The records below must be written out exactly, with every picture left behind.

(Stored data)
↓
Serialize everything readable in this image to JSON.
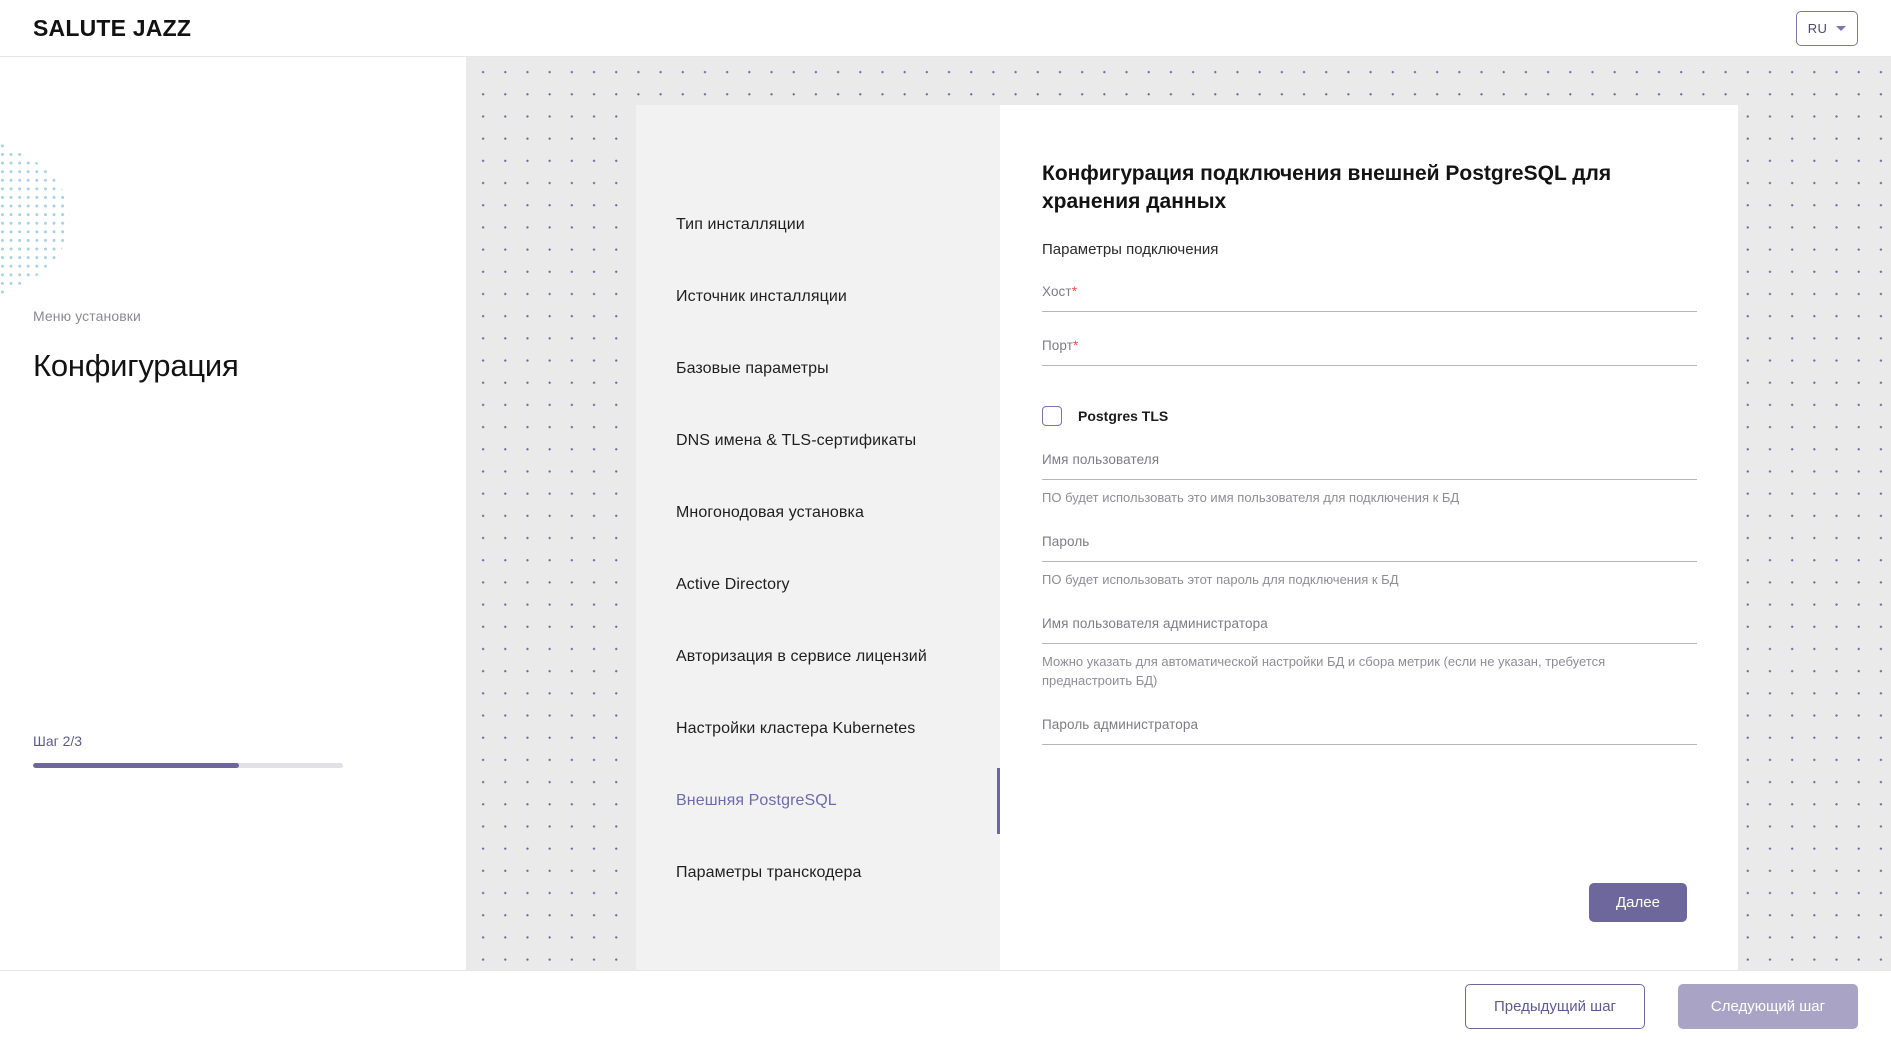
{
  "header": {
    "brand": "SALUTE JAZZ",
    "language": "RU"
  },
  "sidebar": {
    "caption": "Меню установки",
    "title": "Конфигурация",
    "progress": {
      "label": "Шаг 2/3",
      "current": 2,
      "total": 3,
      "percent": 66.6
    }
  },
  "menu": {
    "items": [
      {
        "label": "Тип инсталляции",
        "active": false
      },
      {
        "label": "Источник инсталляции",
        "active": false
      },
      {
        "label": "Базовые параметры",
        "active": false
      },
      {
        "label": "DNS имена & TLS-сертификаты",
        "active": false
      },
      {
        "label": "Многонодовая установка",
        "active": false
      },
      {
        "label": "Active Directory",
        "active": false
      },
      {
        "label": "Авторизация в сервисе лицензий",
        "active": false
      },
      {
        "label": "Настройки кластера Kubernetes",
        "active": false
      },
      {
        "label": "Внешняя PostgreSQL",
        "active": true
      },
      {
        "label": "Параметры транскодера",
        "active": false
      }
    ]
  },
  "form": {
    "title": "Конфигурация подключения внешней PostgreSQL для хранения данных",
    "subtitle": "Параметры подключения",
    "fields": [
      {
        "label": "Хост",
        "required": true,
        "value": "",
        "hint": ""
      },
      {
        "label": "Порт",
        "required": true,
        "value": "",
        "hint": ""
      },
      {
        "label": "Имя пользователя",
        "required": false,
        "value": "",
        "hint": "ПО будет использовать это имя пользователя для подключения к БД"
      },
      {
        "label": "Пароль",
        "required": false,
        "value": "",
        "hint": "ПО будет использовать этот пароль для подключения к БД"
      },
      {
        "label": "Имя пользователя администратора",
        "required": false,
        "value": "",
        "hint": "Можно указать для автоматической настройки БД и сбора метрик (если не указан, требуется преднастроить БД)"
      },
      {
        "label": "Пароль администратора",
        "required": false,
        "value": "",
        "hint": ""
      }
    ],
    "checkbox": {
      "label": "Postgres TLS",
      "checked": false
    },
    "submit_label": "Далее"
  },
  "footer": {
    "prev_label": "Предыдущий шаг",
    "next_label": "Следующий шаг"
  },
  "colors": {
    "accent": "#6e679b",
    "accent_light": "#a9a4c6",
    "required": "#ef4b4b",
    "dot_art": "#a9d2e4"
  }
}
↑
> **Response below**:
Serialize everything readable in this image to JSON.
{
  "header": {
    "brand": "SALUTE JAZZ",
    "language": "RU"
  },
  "sidebar": {
    "caption": "Меню установки",
    "title": "Конфигурация",
    "progress": {
      "label": "Шаг 2/3",
      "current": 2,
      "total": 3,
      "percent": 66.6
    }
  },
  "menu": {
    "items": [
      {
        "label": "Тип инсталляции",
        "active": false
      },
      {
        "label": "Источник инсталляции",
        "active": false
      },
      {
        "label": "Базовые параметры",
        "active": false
      },
      {
        "label": "DNS имена & TLS-сертификаты",
        "active": false
      },
      {
        "label": "Многонодовая установка",
        "active": false
      },
      {
        "label": "Active Directory",
        "active": false
      },
      {
        "label": "Авторизация в сервисе лицензий",
        "active": false
      },
      {
        "label": "Настройки кластера Kubernetes",
        "active": false
      },
      {
        "label": "Внешняя PostgreSQL",
        "active": true
      },
      {
        "label": "Параметры транскодера",
        "active": false
      }
    ]
  },
  "form": {
    "title": "Конфигурация подключения внешней PostgreSQL для хранения данных",
    "subtitle": "Параметры подключения",
    "fields": [
      {
        "label": "Хост",
        "required": true,
        "value": "",
        "hint": ""
      },
      {
        "label": "Порт",
        "required": true,
        "value": "",
        "hint": ""
      },
      {
        "label": "Имя пользователя",
        "required": false,
        "value": "",
        "hint": "ПО будет использовать это имя пользователя для подключения к БД"
      },
      {
        "label": "Пароль",
        "required": false,
        "value": "",
        "hint": "ПО будет использовать этот пароль для подключения к БД"
      },
      {
        "label": "Имя пользователя администратора",
        "required": false,
        "value": "",
        "hint": "Можно указать для автоматической настройки БД и сбора метрик (если не указан, требуется преднастроить БД)"
      },
      {
        "label": "Пароль администратора",
        "required": false,
        "value": "",
        "hint": ""
      }
    ],
    "checkbox": {
      "label": "Postgres TLS",
      "checked": false
    },
    "submit_label": "Далее"
  },
  "footer": {
    "prev_label": "Предыдущий шаг",
    "next_label": "Следующий шаг"
  },
  "colors": {
    "accent": "#6e679b",
    "accent_light": "#a9a4c6",
    "required": "#ef4b4b",
    "dot_art": "#a9d2e4"
  }
}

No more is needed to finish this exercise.